Quote every line of the data below as it stands, omitting pictures.

+--

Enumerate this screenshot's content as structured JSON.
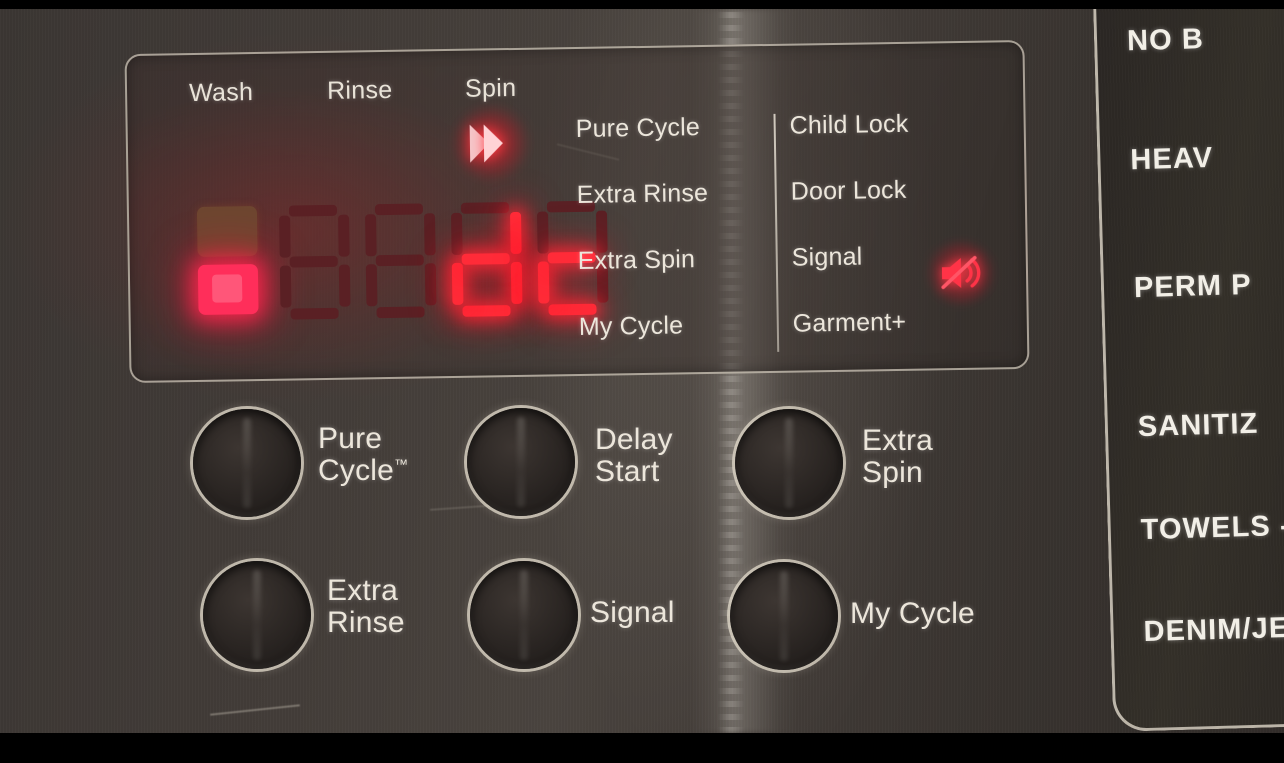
{
  "device": {
    "type": "front-load-washer-control-panel",
    "display_state": "error"
  },
  "display": {
    "phases": [
      {
        "label": "Wash",
        "active": false
      },
      {
        "label": "Rinse",
        "active": false
      },
      {
        "label": "Spin",
        "active": true
      }
    ],
    "spin_indicator_icon": "double-chevron-right-icon",
    "readout": {
      "text": "dc",
      "meaning": "unbalanced load error code",
      "digit_count": 4,
      "digits": [
        {
          "type": "icon",
          "value": "load-level-icon",
          "lit": "bottom-half"
        },
        {
          "type": "segment",
          "value": "",
          "lit": false
        },
        {
          "type": "segment",
          "value": "",
          "lit": false
        },
        {
          "type": "segment",
          "value": "d",
          "lit": true
        },
        {
          "type": "segment",
          "value": "c",
          "lit": true
        }
      ],
      "color_on": "#ff2b38",
      "color_off": "#5a2024"
    },
    "status_left": [
      {
        "label": "Pure Cycle",
        "lit": false
      },
      {
        "label": "Extra Rinse",
        "lit": false
      },
      {
        "label": "Extra Spin",
        "lit": false
      },
      {
        "label": "My Cycle",
        "lit": false
      }
    ],
    "status_right": [
      {
        "label": "Child Lock",
        "lit": false,
        "icon": null
      },
      {
        "label": "Door Lock",
        "lit": false,
        "icon": null
      },
      {
        "label": "Signal",
        "lit": true,
        "icon": "speaker-muted-icon"
      },
      {
        "label": "Garment+",
        "lit": false,
        "icon": null
      }
    ]
  },
  "buttons": [
    {
      "id": "pure-cycle",
      "label": "Pure\nCycle",
      "trademark": "™"
    },
    {
      "id": "delay-start",
      "label": "Delay\nStart",
      "trademark": ""
    },
    {
      "id": "extra-spin",
      "label": "Extra\nSpin",
      "trademark": ""
    },
    {
      "id": "extra-rinse",
      "label": "Extra\nRinse",
      "trademark": ""
    },
    {
      "id": "signal",
      "label": "Signal",
      "trademark": ""
    },
    {
      "id": "my-cycle",
      "label": "My Cycle",
      "trademark": ""
    }
  ],
  "cycle_selector": {
    "note": "labels clipped at right edge of frame",
    "items": [
      "NO B",
      "HEAV",
      "PERM P",
      "SANITIZ",
      "TOWELS -",
      "DENIM/JE"
    ]
  },
  "colors": {
    "panel_base": "#403a36",
    "led_red": "#ff2b38",
    "led_dim": "#5a2024",
    "text": "#ece6db",
    "chrome": "#ded6c7"
  }
}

+--

Completed exercise:
Enumerate this screenshot's content as structured JSON.
{
  "device": {
    "type": "front-load-washer-control-panel",
    "display_state": "error"
  },
  "display": {
    "phases": [
      {
        "label": "Wash",
        "active": false
      },
      {
        "label": "Rinse",
        "active": false
      },
      {
        "label": "Spin",
        "active": true
      }
    ],
    "spin_indicator_icon": "double-chevron-right-icon",
    "readout": {
      "text": "dc",
      "meaning": "unbalanced load error code",
      "digit_count": 4,
      "digits": [
        {
          "type": "icon",
          "value": "load-level-icon",
          "lit": "bottom-half"
        },
        {
          "type": "segment",
          "value": "",
          "lit": false
        },
        {
          "type": "segment",
          "value": "",
          "lit": false
        },
        {
          "type": "segment",
          "value": "d",
          "lit": true
        },
        {
          "type": "segment",
          "value": "c",
          "lit": true
        }
      ],
      "color_on": "#ff2b38",
      "color_off": "#5a2024"
    },
    "status_left": [
      {
        "label": "Pure Cycle",
        "lit": false
      },
      {
        "label": "Extra Rinse",
        "lit": false
      },
      {
        "label": "Extra Spin",
        "lit": false
      },
      {
        "label": "My Cycle",
        "lit": false
      }
    ],
    "status_right": [
      {
        "label": "Child Lock",
        "lit": false,
        "icon": null
      },
      {
        "label": "Door Lock",
        "lit": false,
        "icon": null
      },
      {
        "label": "Signal",
        "lit": true,
        "icon": "speaker-muted-icon"
      },
      {
        "label": "Garment+",
        "lit": false,
        "icon": null
      }
    ]
  },
  "buttons": [
    {
      "id": "pure-cycle",
      "label": "Pure\nCycle",
      "trademark": "™"
    },
    {
      "id": "delay-start",
      "label": "Delay\nStart",
      "trademark": ""
    },
    {
      "id": "extra-spin",
      "label": "Extra\nSpin",
      "trademark": ""
    },
    {
      "id": "extra-rinse",
      "label": "Extra\nRinse",
      "trademark": ""
    },
    {
      "id": "signal",
      "label": "Signal",
      "trademark": ""
    },
    {
      "id": "my-cycle",
      "label": "My Cycle",
      "trademark": ""
    }
  ],
  "cycle_selector": {
    "note": "labels clipped at right edge of frame",
    "items": [
      "NO B",
      "HEAV",
      "PERM P",
      "SANITIZ",
      "TOWELS -",
      "DENIM/JE"
    ]
  },
  "colors": {
    "panel_base": "#403a36",
    "led_red": "#ff2b38",
    "led_dim": "#5a2024",
    "text": "#ece6db",
    "chrome": "#ded6c7"
  }
}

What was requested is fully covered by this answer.